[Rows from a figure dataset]
# # # #
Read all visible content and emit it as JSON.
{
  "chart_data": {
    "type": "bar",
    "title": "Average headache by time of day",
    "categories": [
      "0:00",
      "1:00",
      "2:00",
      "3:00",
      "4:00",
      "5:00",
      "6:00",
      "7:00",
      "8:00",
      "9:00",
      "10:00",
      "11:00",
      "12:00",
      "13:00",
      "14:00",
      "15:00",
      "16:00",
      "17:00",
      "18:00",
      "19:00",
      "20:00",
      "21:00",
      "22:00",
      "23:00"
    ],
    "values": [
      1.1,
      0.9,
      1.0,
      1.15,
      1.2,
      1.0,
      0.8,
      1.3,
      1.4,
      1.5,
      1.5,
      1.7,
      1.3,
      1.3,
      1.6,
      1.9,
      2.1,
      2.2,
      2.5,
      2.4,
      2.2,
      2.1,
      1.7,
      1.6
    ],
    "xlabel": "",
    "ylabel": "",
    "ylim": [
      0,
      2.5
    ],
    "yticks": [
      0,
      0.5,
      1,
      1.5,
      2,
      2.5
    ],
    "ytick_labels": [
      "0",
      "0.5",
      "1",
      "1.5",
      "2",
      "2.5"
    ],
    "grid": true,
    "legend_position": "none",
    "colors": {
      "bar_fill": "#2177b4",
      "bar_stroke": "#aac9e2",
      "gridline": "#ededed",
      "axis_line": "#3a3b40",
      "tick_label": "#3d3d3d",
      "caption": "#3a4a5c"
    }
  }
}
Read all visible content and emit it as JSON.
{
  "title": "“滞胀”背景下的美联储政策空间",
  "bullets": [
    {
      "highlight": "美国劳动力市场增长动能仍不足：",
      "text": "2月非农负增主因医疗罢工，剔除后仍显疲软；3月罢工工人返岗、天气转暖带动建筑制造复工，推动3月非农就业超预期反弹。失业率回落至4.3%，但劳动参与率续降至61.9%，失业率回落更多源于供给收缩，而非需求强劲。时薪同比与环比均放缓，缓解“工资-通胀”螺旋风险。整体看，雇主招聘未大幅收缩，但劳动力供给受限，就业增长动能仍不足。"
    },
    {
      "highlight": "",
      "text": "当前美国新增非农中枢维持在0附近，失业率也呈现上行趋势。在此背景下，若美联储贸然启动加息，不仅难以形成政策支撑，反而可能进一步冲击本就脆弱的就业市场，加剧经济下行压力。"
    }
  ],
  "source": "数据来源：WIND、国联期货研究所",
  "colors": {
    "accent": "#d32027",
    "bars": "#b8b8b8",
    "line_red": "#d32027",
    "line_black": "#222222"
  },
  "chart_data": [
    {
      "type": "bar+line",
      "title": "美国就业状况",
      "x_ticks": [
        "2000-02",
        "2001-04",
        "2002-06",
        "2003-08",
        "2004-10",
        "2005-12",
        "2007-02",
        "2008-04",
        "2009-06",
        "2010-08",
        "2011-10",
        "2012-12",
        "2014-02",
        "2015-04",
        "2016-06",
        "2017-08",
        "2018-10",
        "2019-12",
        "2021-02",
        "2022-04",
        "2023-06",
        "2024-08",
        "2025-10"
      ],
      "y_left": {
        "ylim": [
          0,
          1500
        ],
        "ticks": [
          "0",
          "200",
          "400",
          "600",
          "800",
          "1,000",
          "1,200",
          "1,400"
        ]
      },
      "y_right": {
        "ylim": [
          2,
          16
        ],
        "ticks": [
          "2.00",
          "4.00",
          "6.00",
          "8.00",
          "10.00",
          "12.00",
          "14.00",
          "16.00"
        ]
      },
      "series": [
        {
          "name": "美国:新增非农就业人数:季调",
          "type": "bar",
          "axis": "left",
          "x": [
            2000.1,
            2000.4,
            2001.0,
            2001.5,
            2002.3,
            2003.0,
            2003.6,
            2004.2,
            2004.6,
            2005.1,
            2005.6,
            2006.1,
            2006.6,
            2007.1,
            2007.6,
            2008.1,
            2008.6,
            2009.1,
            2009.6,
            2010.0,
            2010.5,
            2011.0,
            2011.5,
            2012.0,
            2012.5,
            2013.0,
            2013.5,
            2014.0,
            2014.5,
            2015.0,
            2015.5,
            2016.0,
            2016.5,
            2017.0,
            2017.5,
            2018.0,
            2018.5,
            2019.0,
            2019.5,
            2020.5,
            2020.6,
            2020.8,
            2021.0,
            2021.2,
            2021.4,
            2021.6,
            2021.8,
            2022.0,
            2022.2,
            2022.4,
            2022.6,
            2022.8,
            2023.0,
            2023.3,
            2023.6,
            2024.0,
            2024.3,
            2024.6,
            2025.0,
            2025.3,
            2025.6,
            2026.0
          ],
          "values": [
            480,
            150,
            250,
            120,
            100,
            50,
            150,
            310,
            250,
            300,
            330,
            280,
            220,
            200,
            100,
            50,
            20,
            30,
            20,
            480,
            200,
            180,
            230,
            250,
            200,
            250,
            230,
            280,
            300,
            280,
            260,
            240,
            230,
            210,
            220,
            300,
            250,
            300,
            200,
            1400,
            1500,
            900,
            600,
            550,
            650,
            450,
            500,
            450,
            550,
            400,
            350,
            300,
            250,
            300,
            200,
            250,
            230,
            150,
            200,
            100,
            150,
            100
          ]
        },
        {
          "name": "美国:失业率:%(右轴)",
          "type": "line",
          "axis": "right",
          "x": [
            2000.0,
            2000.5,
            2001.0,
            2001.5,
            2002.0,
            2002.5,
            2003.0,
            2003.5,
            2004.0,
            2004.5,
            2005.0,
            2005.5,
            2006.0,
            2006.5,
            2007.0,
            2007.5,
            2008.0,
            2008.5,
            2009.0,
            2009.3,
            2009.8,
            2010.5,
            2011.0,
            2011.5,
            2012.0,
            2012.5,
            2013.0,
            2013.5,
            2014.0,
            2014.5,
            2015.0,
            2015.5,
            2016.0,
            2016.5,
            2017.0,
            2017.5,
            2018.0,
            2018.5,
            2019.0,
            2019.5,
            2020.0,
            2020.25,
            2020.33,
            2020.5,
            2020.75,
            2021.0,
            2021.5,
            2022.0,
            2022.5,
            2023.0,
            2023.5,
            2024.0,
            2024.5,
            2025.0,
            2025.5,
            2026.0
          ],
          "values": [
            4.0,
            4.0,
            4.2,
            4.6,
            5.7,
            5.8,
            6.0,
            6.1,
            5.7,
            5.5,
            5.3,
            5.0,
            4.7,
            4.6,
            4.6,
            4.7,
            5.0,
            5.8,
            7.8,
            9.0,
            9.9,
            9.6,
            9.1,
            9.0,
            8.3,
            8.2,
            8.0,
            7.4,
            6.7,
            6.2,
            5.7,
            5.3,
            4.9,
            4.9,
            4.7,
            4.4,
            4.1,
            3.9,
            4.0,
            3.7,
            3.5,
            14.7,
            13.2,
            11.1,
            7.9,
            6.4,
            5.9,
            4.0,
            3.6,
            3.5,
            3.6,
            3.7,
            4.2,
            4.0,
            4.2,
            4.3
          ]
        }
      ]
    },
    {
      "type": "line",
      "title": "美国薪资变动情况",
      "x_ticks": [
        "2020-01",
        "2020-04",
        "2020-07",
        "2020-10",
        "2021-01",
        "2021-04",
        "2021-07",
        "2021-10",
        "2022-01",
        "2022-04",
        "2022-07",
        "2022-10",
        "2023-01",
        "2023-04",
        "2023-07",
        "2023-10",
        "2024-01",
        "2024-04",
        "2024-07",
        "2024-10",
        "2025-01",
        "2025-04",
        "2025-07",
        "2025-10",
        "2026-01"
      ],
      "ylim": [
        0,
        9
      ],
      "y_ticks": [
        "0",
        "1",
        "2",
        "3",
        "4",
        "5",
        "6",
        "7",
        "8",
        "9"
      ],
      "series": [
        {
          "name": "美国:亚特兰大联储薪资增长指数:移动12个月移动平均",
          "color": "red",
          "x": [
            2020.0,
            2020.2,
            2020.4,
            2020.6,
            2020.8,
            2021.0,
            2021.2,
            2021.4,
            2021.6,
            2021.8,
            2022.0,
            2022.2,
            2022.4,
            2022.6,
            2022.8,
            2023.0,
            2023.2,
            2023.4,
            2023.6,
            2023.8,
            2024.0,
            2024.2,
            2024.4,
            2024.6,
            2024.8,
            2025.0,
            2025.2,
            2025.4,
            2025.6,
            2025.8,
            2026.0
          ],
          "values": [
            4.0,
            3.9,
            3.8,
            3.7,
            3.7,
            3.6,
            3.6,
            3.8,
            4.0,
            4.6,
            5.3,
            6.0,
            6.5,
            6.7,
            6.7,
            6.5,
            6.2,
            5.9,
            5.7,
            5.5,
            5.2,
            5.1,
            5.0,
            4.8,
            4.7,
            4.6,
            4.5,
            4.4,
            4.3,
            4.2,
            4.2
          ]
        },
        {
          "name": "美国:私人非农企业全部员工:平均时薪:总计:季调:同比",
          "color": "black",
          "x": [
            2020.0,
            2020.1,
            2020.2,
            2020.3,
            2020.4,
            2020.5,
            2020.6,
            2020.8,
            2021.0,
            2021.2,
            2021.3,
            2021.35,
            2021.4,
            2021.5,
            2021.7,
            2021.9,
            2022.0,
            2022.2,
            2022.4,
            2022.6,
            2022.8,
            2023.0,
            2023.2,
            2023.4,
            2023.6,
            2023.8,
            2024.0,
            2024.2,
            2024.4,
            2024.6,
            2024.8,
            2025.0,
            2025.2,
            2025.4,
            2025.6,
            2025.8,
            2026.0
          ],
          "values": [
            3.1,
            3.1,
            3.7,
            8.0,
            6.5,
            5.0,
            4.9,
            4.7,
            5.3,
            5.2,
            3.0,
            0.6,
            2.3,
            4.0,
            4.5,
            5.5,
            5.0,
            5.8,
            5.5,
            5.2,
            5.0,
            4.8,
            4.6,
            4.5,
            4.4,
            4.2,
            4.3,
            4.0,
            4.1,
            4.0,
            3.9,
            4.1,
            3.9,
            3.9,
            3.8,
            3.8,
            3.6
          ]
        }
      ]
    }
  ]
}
# # # #
### Task details
Search the data for the string "type". List each line that has it.

### Finished answer
    "type": "bar",
      "type": "bar+line",
          "type": "bar",
          "type": "line",
      "type": "line",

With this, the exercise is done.